--- START ENTRIES PROVIDED ---

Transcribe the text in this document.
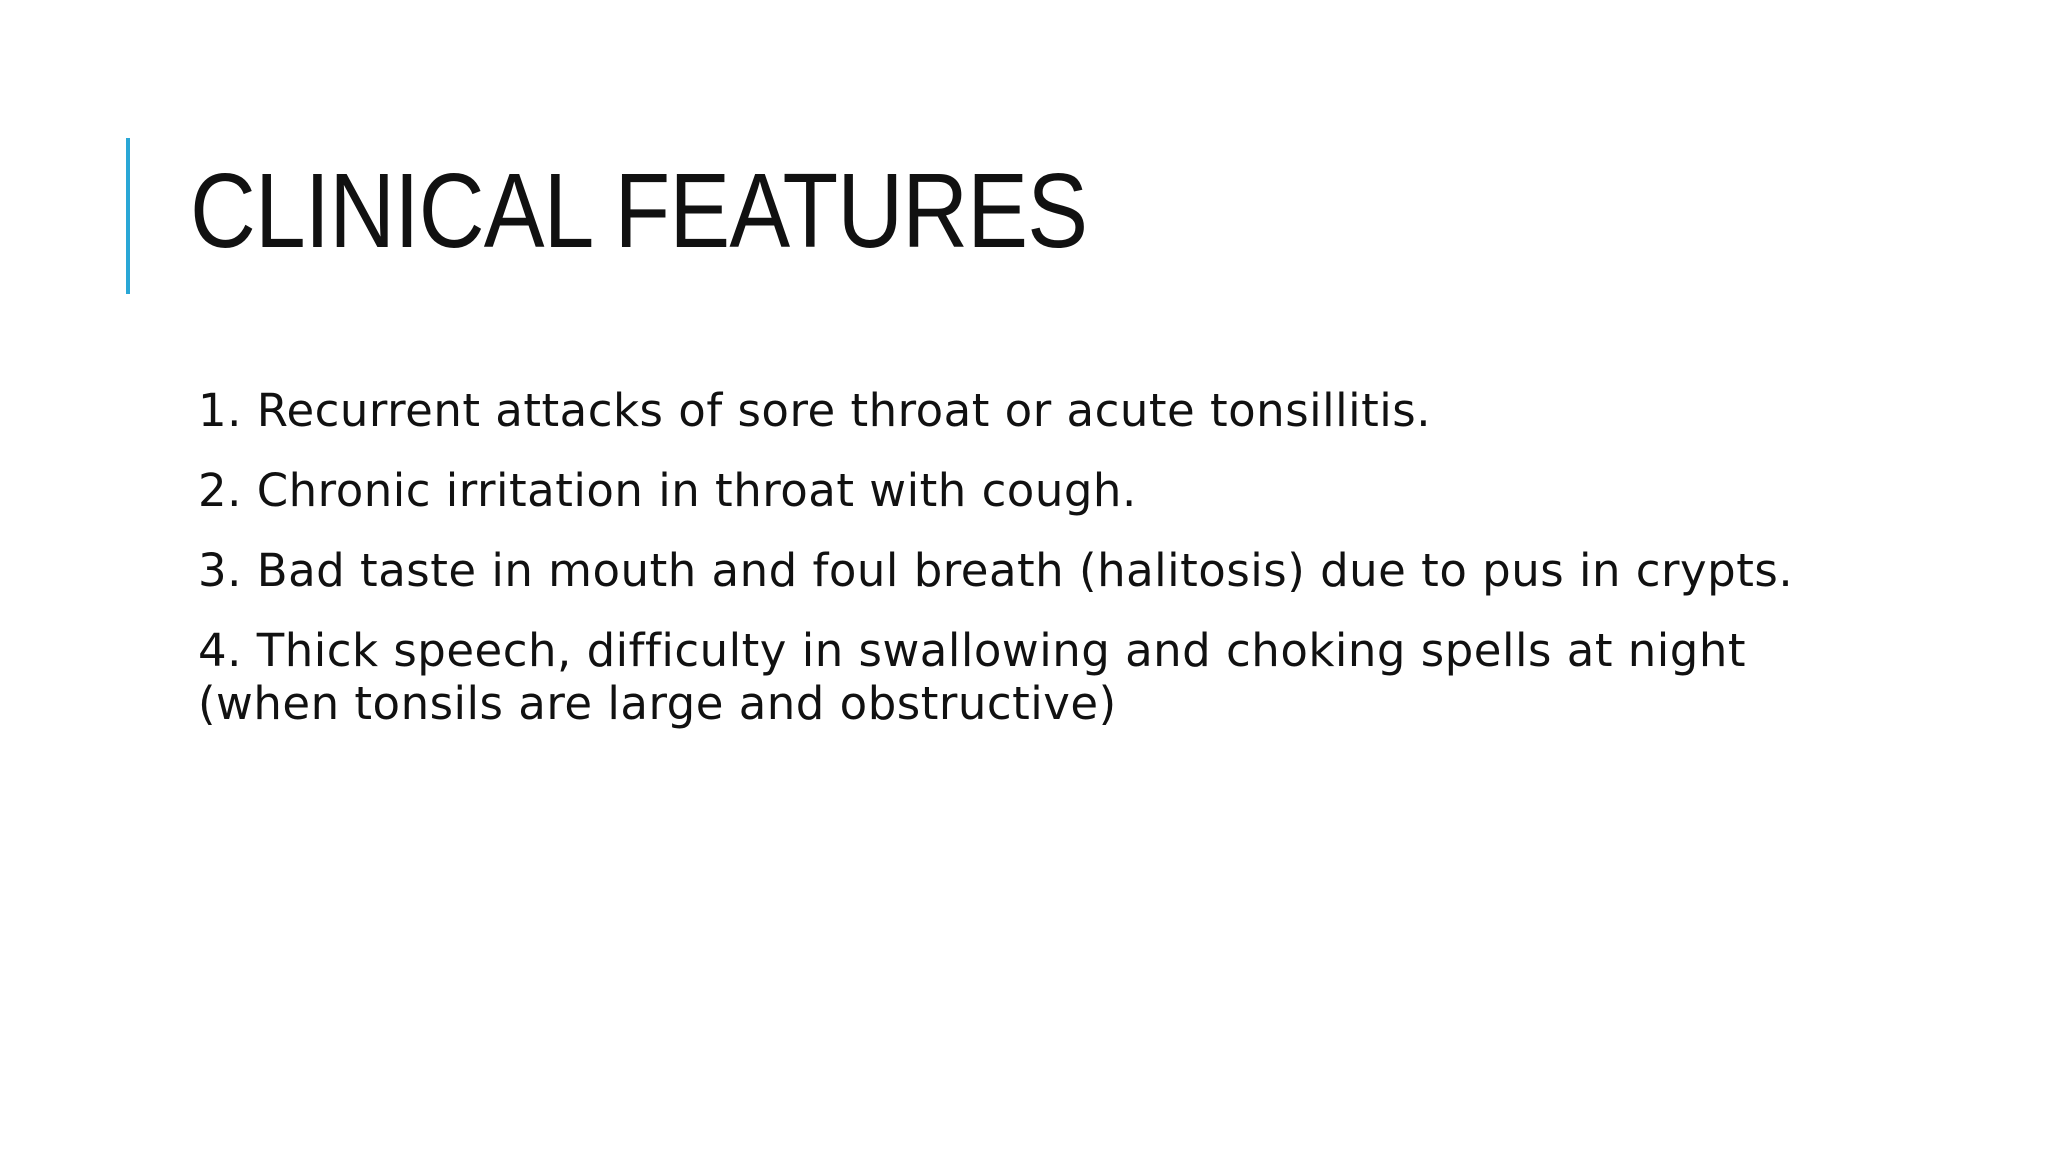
CLINICAL FEATURES
1. Recurrent attacks of sore throat or acute tonsillitis.
2. Chronic irritation in throat with cough.
3. Bad taste in mouth and foul breath (halitosis) due to pus in crypts.
4. Thick speech, difficulty in swallowing and choking spells at night (when tonsils are large and obstructive)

--- END ENTRIES PROVIDED ---

» **WHAT THE EXERCISE ASKS**
Without the pictures, transcribe the listing above exactly.

» **RESPONSE TO THE EXERCISE**
Transcribe the text in this document.
CLINICAL FEATURES
1. Recurrent attacks of sore throat or acute tonsillitis.
2. Chronic irritation in throat with cough.
3. Bad taste in mouth and foul breath (halitosis) due to pus in crypts.
4. Thick speech, difficulty in swallowing and choking spells at night (when tonsils are large and obstructive)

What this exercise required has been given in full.